◆ SET PROBLEM ◆
Write out the records word for word, with no pictures.

◆ RECORDS PROVIDED ◆
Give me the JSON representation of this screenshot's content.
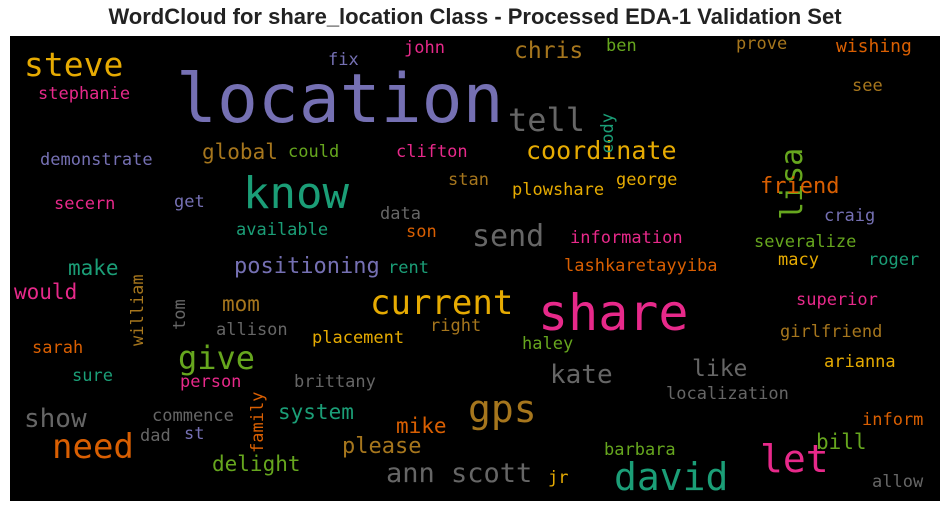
{
  "chart_data": {
    "type": "wordcloud",
    "title": "WordCloud for share_location Class - Processed EDA-1 Validation Set",
    "background": "#000000",
    "words": [
      {
        "text": "location",
        "color": "#7570b3"
      },
      {
        "text": "share",
        "color": "#e7298a"
      },
      {
        "text": "know",
        "color": "#1b9e77"
      },
      {
        "text": "david",
        "color": "#1b9e77"
      },
      {
        "text": "let",
        "color": "#e7298a"
      },
      {
        "text": "gps",
        "color": "#a6761d"
      },
      {
        "text": "current",
        "color": "#e6ab02"
      },
      {
        "text": "steve",
        "color": "#e6ab02"
      },
      {
        "text": "need",
        "color": "#d95f02"
      },
      {
        "text": "give",
        "color": "#66a61e"
      },
      {
        "text": "lisa",
        "color": "#66a61e"
      },
      {
        "text": "tell",
        "color": "#666666"
      },
      {
        "text": "send",
        "color": "#666666"
      },
      {
        "text": "ann scott",
        "color": "#666666"
      },
      {
        "text": "coordinate",
        "color": "#e6ab02"
      },
      {
        "text": "kate",
        "color": "#666666"
      },
      {
        "text": "show",
        "color": "#666666"
      },
      {
        "text": "positioning",
        "color": "#7570b3"
      },
      {
        "text": "chris",
        "color": "#a6761d"
      },
      {
        "text": "friend",
        "color": "#d95f02"
      },
      {
        "text": "please",
        "color": "#a6761d"
      },
      {
        "text": "system",
        "color": "#1b9e77"
      },
      {
        "text": "delight",
        "color": "#66a61e"
      },
      {
        "text": "mike",
        "color": "#d95f02"
      },
      {
        "text": "like",
        "color": "#666666"
      },
      {
        "text": "bill",
        "color": "#66a61e"
      },
      {
        "text": "global",
        "color": "#a6761d"
      },
      {
        "text": "make",
        "color": "#1b9e77"
      },
      {
        "text": "would",
        "color": "#e7298a"
      },
      {
        "text": "mom",
        "color": "#a6761d"
      },
      {
        "text": "stephanie",
        "color": "#e7298a"
      },
      {
        "text": "demonstrate",
        "color": "#7570b3"
      },
      {
        "text": "secern",
        "color": "#e7298a"
      },
      {
        "text": "fix",
        "color": "#7570b3"
      },
      {
        "text": "john",
        "color": "#e7298a"
      },
      {
        "text": "ben",
        "color": "#66a61e"
      },
      {
        "text": "prove",
        "color": "#a6761d"
      },
      {
        "text": "wishing",
        "color": "#d95f02"
      },
      {
        "text": "cody",
        "color": "#1b9e77"
      },
      {
        "text": "see",
        "color": "#a6761d"
      },
      {
        "text": "could",
        "color": "#66a61e"
      },
      {
        "text": "clifton",
        "color": "#e7298a"
      },
      {
        "text": "stan",
        "color": "#a6761d"
      },
      {
        "text": "george",
        "color": "#e6ab02"
      },
      {
        "text": "plowshare",
        "color": "#e6ab02"
      },
      {
        "text": "get",
        "color": "#7570b3"
      },
      {
        "text": "data",
        "color": "#666666"
      },
      {
        "text": "craig",
        "color": "#7570b3"
      },
      {
        "text": "available",
        "color": "#1b9e77"
      },
      {
        "text": "son",
        "color": "#d95f02"
      },
      {
        "text": "information",
        "color": "#e7298a"
      },
      {
        "text": "severalize",
        "color": "#66a61e"
      },
      {
        "text": "william",
        "color": "#a6761d"
      },
      {
        "text": "rent",
        "color": "#1b9e77"
      },
      {
        "text": "lashkaretayyiba",
        "color": "#d95f02"
      },
      {
        "text": "macy",
        "color": "#e6ab02"
      },
      {
        "text": "roger",
        "color": "#1b9e77"
      },
      {
        "text": "superior",
        "color": "#e7298a"
      },
      {
        "text": "tom",
        "color": "#666666"
      },
      {
        "text": "allison",
        "color": "#666666"
      },
      {
        "text": "right",
        "color": "#a6761d"
      },
      {
        "text": "placement",
        "color": "#e6ab02"
      },
      {
        "text": "girlfriend",
        "color": "#a6761d"
      },
      {
        "text": "sarah",
        "color": "#d95f02"
      },
      {
        "text": "haley",
        "color": "#66a61e"
      },
      {
        "text": "arianna",
        "color": "#e6ab02"
      },
      {
        "text": "sure",
        "color": "#1b9e77"
      },
      {
        "text": "person",
        "color": "#e7298a"
      },
      {
        "text": "brittany",
        "color": "#666666"
      },
      {
        "text": "family",
        "color": "#d95f02"
      },
      {
        "text": "localization",
        "color": "#666666"
      },
      {
        "text": "commence",
        "color": "#666666"
      },
      {
        "text": "dad",
        "color": "#666666"
      },
      {
        "text": "st",
        "color": "#7570b3"
      },
      {
        "text": "inform",
        "color": "#d95f02"
      },
      {
        "text": "barbara",
        "color": "#66a61e"
      },
      {
        "text": "jr",
        "color": "#e6ab02"
      },
      {
        "text": "allow",
        "color": "#666666"
      }
    ]
  }
}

◆ THE RESULT ◆
Give me the JSON representation of this screenshot's content.
{
  "chart_data": {
    "type": "wordcloud",
    "title": "WordCloud for share_location Class - Processed EDA-1 Validation Set",
    "background": "#000000",
    "words": [
      {
        "text": "location",
        "color": "#7570b3"
      },
      {
        "text": "share",
        "color": "#e7298a"
      },
      {
        "text": "know",
        "color": "#1b9e77"
      },
      {
        "text": "david",
        "color": "#1b9e77"
      },
      {
        "text": "let",
        "color": "#e7298a"
      },
      {
        "text": "gps",
        "color": "#a6761d"
      },
      {
        "text": "current",
        "color": "#e6ab02"
      },
      {
        "text": "steve",
        "color": "#e6ab02"
      },
      {
        "text": "need",
        "color": "#d95f02"
      },
      {
        "text": "give",
        "color": "#66a61e"
      },
      {
        "text": "lisa",
        "color": "#66a61e"
      },
      {
        "text": "tell",
        "color": "#666666"
      },
      {
        "text": "send",
        "color": "#666666"
      },
      {
        "text": "ann scott",
        "color": "#666666"
      },
      {
        "text": "coordinate",
        "color": "#e6ab02"
      },
      {
        "text": "kate",
        "color": "#666666"
      },
      {
        "text": "show",
        "color": "#666666"
      },
      {
        "text": "positioning",
        "color": "#7570b3"
      },
      {
        "text": "chris",
        "color": "#a6761d"
      },
      {
        "text": "friend",
        "color": "#d95f02"
      },
      {
        "text": "please",
        "color": "#a6761d"
      },
      {
        "text": "system",
        "color": "#1b9e77"
      },
      {
        "text": "delight",
        "color": "#66a61e"
      },
      {
        "text": "mike",
        "color": "#d95f02"
      },
      {
        "text": "like",
        "color": "#666666"
      },
      {
        "text": "bill",
        "color": "#66a61e"
      },
      {
        "text": "global",
        "color": "#a6761d"
      },
      {
        "text": "make",
        "color": "#1b9e77"
      },
      {
        "text": "would",
        "color": "#e7298a"
      },
      {
        "text": "mom",
        "color": "#a6761d"
      },
      {
        "text": "stephanie",
        "color": "#e7298a"
      },
      {
        "text": "demonstrate",
        "color": "#7570b3"
      },
      {
        "text": "secern",
        "color": "#e7298a"
      },
      {
        "text": "fix",
        "color": "#7570b3"
      },
      {
        "text": "john",
        "color": "#e7298a"
      },
      {
        "text": "ben",
        "color": "#66a61e"
      },
      {
        "text": "prove",
        "color": "#a6761d"
      },
      {
        "text": "wishing",
        "color": "#d95f02"
      },
      {
        "text": "cody",
        "color": "#1b9e77"
      },
      {
        "text": "see",
        "color": "#a6761d"
      },
      {
        "text": "could",
        "color": "#66a61e"
      },
      {
        "text": "clifton",
        "color": "#e7298a"
      },
      {
        "text": "stan",
        "color": "#a6761d"
      },
      {
        "text": "george",
        "color": "#e6ab02"
      },
      {
        "text": "plowshare",
        "color": "#e6ab02"
      },
      {
        "text": "get",
        "color": "#7570b3"
      },
      {
        "text": "data",
        "color": "#666666"
      },
      {
        "text": "craig",
        "color": "#7570b3"
      },
      {
        "text": "available",
        "color": "#1b9e77"
      },
      {
        "text": "son",
        "color": "#d95f02"
      },
      {
        "text": "information",
        "color": "#e7298a"
      },
      {
        "text": "severalize",
        "color": "#66a61e"
      },
      {
        "text": "william",
        "color": "#a6761d"
      },
      {
        "text": "rent",
        "color": "#1b9e77"
      },
      {
        "text": "lashkaretayyiba",
        "color": "#d95f02"
      },
      {
        "text": "macy",
        "color": "#e6ab02"
      },
      {
        "text": "roger",
        "color": "#1b9e77"
      },
      {
        "text": "superior",
        "color": "#e7298a"
      },
      {
        "text": "tom",
        "color": "#666666"
      },
      {
        "text": "allison",
        "color": "#666666"
      },
      {
        "text": "right",
        "color": "#a6761d"
      },
      {
        "text": "placement",
        "color": "#e6ab02"
      },
      {
        "text": "girlfriend",
        "color": "#a6761d"
      },
      {
        "text": "sarah",
        "color": "#d95f02"
      },
      {
        "text": "haley",
        "color": "#66a61e"
      },
      {
        "text": "arianna",
        "color": "#e6ab02"
      },
      {
        "text": "sure",
        "color": "#1b9e77"
      },
      {
        "text": "person",
        "color": "#e7298a"
      },
      {
        "text": "brittany",
        "color": "#666666"
      },
      {
        "text": "family",
        "color": "#d95f02"
      },
      {
        "text": "localization",
        "color": "#666666"
      },
      {
        "text": "commence",
        "color": "#666666"
      },
      {
        "text": "dad",
        "color": "#666666"
      },
      {
        "text": "st",
        "color": "#7570b3"
      },
      {
        "text": "inform",
        "color": "#d95f02"
      },
      {
        "text": "barbara",
        "color": "#66a61e"
      },
      {
        "text": "jr",
        "color": "#e6ab02"
      },
      {
        "text": "allow",
        "color": "#666666"
      }
    ]
  }
}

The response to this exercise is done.